>>

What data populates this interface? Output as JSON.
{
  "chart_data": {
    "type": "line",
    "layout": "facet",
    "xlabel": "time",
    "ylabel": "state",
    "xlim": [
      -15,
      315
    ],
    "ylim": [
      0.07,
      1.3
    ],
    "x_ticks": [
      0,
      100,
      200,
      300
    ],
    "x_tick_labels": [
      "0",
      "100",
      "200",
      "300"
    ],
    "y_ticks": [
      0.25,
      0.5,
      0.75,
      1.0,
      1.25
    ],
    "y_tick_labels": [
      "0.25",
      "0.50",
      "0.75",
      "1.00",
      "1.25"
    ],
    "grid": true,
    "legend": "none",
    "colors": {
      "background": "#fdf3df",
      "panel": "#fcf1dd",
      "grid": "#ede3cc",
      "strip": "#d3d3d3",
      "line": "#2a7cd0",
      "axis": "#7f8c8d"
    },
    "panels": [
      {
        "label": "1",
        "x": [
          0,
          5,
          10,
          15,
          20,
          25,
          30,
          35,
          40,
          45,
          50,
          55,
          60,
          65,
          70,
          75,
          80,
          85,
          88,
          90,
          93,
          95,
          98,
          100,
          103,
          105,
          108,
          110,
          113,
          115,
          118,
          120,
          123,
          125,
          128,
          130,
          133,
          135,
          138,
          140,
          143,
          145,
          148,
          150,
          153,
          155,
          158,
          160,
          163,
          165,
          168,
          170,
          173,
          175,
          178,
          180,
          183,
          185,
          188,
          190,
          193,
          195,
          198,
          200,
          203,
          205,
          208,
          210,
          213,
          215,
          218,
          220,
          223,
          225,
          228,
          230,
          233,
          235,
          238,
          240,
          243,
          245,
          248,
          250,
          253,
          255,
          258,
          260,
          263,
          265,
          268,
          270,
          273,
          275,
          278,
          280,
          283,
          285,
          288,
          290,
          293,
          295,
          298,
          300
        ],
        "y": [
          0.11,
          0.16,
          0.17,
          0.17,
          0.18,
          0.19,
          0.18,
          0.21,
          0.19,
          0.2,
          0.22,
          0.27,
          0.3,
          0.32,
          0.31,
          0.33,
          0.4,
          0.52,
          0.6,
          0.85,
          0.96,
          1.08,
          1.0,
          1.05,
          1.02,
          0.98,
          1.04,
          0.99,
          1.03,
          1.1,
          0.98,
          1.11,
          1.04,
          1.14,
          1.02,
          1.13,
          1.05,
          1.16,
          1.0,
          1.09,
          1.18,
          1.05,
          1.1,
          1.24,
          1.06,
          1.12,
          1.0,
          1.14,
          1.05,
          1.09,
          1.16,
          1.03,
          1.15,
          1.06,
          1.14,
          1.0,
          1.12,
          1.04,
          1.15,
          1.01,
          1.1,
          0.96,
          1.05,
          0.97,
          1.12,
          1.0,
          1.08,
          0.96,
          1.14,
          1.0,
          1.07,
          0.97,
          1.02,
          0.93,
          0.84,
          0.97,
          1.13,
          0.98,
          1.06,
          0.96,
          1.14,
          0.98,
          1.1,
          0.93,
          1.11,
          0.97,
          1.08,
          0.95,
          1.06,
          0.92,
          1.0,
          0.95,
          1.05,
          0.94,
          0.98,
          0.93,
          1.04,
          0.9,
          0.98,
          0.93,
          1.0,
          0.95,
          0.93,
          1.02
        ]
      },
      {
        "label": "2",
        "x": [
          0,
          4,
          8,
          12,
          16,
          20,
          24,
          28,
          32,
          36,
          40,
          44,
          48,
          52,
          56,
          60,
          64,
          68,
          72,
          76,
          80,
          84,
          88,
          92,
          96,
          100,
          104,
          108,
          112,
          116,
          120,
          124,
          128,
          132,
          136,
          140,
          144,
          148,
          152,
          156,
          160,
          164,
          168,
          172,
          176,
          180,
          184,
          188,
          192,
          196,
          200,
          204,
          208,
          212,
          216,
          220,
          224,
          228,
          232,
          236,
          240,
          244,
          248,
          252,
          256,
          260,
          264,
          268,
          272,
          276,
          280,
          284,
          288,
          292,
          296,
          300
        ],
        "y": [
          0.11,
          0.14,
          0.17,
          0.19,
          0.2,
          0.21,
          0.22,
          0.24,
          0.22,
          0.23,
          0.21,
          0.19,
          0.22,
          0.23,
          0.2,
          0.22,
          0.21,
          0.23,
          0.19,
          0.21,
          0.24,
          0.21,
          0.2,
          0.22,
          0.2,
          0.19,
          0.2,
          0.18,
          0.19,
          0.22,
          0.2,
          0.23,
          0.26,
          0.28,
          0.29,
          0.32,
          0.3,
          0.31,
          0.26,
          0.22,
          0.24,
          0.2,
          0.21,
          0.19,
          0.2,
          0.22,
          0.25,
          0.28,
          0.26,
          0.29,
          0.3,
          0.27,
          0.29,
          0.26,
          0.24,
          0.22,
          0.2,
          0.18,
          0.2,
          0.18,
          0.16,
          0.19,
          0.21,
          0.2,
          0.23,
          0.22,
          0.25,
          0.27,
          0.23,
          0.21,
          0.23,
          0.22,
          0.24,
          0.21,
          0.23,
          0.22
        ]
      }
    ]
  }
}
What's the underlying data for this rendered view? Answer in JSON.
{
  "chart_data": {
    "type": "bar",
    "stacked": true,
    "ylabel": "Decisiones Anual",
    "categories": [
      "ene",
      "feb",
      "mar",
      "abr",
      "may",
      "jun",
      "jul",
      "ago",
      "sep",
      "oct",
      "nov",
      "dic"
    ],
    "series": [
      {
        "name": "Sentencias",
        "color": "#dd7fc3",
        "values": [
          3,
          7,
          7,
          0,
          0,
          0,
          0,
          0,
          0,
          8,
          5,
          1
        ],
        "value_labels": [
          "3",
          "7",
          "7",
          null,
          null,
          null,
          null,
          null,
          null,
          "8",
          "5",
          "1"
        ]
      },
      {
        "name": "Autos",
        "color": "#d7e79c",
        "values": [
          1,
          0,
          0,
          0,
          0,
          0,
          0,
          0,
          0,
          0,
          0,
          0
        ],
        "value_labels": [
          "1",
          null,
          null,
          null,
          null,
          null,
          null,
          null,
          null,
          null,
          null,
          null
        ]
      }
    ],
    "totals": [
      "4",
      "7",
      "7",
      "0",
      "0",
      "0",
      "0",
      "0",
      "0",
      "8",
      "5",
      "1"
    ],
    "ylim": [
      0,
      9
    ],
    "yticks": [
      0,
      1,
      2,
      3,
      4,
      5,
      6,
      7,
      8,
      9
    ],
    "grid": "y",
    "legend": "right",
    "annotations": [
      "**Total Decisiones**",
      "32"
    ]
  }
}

<<

*AIM*: Of the lines in this listing, how many contain "JSON"? Reply with the number and nothing more.

*TASK RESPONSE*: 2